TASK DETAILS —
Search the listing below for "this". Copy each matching line.

Dataset listings of figures
::::

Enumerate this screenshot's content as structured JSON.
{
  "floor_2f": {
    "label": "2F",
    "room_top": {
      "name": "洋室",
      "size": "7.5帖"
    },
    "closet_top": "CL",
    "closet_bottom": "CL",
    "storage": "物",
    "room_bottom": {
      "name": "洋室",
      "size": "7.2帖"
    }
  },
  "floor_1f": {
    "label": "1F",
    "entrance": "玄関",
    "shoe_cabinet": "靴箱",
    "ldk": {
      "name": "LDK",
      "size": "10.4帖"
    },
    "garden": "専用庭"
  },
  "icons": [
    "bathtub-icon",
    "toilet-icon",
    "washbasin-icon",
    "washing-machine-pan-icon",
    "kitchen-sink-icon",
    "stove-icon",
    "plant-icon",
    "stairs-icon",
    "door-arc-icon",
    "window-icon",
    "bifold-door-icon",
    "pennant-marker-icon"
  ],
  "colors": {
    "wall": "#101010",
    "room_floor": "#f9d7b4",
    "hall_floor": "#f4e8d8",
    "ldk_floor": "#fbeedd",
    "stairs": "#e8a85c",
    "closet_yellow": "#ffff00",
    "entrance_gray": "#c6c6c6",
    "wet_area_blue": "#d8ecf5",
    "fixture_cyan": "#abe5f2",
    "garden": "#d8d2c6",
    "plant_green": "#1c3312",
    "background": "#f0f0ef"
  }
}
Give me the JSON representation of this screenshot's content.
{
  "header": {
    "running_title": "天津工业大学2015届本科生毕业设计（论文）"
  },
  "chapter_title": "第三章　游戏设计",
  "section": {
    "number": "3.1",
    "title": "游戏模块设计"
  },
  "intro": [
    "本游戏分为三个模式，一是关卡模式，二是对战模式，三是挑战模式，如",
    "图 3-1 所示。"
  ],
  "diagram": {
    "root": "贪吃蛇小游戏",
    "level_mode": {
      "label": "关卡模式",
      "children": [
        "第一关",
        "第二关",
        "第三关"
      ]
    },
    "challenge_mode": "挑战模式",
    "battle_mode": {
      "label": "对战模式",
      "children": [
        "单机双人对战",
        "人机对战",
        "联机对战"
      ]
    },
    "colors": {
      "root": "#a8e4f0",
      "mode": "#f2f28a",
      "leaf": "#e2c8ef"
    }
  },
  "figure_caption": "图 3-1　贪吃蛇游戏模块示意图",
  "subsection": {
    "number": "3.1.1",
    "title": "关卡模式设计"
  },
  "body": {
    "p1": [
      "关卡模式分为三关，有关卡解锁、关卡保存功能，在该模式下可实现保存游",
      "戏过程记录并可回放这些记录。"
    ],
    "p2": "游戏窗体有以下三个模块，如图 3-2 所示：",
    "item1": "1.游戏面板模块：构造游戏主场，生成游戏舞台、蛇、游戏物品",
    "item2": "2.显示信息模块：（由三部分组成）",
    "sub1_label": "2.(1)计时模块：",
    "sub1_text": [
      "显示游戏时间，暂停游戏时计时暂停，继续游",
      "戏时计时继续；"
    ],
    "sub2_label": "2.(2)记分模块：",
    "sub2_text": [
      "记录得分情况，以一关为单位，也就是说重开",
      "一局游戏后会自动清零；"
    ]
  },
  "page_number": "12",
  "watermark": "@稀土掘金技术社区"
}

::::

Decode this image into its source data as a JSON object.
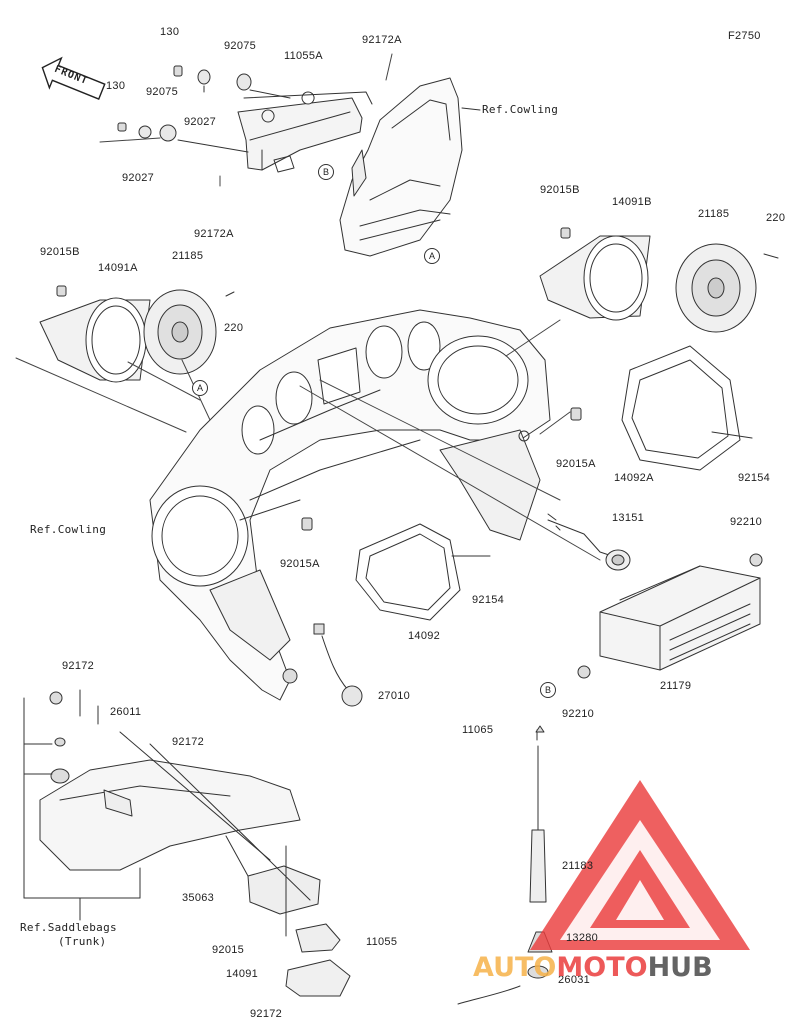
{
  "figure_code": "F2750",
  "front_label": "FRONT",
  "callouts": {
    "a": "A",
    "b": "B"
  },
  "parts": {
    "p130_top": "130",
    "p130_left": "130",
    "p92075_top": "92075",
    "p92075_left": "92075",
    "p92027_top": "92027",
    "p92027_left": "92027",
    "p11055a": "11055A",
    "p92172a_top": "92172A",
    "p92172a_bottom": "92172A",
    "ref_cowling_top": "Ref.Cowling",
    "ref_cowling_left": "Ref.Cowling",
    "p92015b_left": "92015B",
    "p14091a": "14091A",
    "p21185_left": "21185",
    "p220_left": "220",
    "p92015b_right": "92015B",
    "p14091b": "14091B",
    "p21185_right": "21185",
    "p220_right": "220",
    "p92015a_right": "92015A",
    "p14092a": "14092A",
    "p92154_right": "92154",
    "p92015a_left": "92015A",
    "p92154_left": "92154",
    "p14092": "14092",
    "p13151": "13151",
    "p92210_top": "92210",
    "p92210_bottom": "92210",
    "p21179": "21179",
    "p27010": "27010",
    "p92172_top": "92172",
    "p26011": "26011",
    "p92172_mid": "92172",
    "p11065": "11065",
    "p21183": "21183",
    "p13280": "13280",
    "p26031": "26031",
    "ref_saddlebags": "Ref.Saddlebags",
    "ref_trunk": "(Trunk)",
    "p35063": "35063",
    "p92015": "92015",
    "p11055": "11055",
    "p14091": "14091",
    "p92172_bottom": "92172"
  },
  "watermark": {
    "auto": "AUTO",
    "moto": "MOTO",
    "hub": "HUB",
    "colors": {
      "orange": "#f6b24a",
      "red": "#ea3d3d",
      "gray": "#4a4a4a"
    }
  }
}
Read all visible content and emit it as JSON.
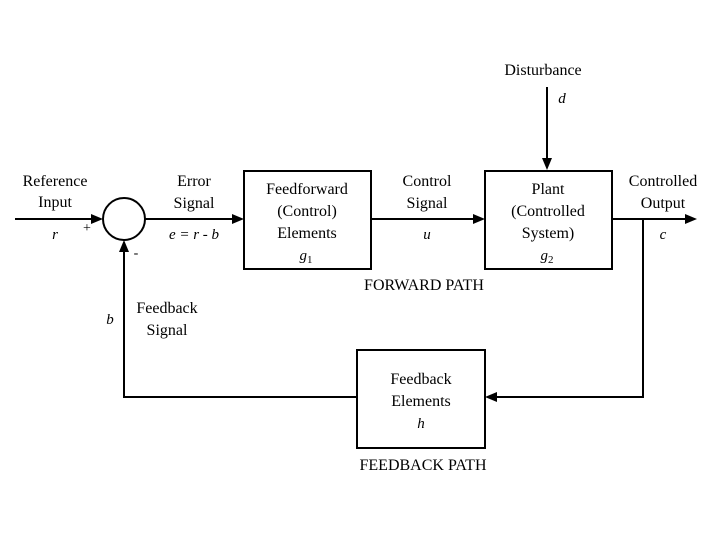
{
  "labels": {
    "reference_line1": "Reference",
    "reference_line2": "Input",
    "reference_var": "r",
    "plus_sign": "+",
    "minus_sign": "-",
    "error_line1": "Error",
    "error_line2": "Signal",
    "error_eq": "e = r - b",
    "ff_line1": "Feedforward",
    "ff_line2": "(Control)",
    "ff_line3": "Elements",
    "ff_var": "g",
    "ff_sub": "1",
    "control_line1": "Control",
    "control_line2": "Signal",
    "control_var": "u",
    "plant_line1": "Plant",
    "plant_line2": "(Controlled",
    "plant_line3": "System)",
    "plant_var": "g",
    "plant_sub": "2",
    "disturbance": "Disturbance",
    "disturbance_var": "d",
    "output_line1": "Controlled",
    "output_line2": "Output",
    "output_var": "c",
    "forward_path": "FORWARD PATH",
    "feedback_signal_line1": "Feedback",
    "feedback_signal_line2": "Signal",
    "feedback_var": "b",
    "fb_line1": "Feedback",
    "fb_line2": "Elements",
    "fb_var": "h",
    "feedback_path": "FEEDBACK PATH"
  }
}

::::

FINISHED EXERCISE —
Enumerate this screenshot's content as structured JSON.
Give me the JSON representation of this screenshot's content.
Decode this image into its source data as a JSON object.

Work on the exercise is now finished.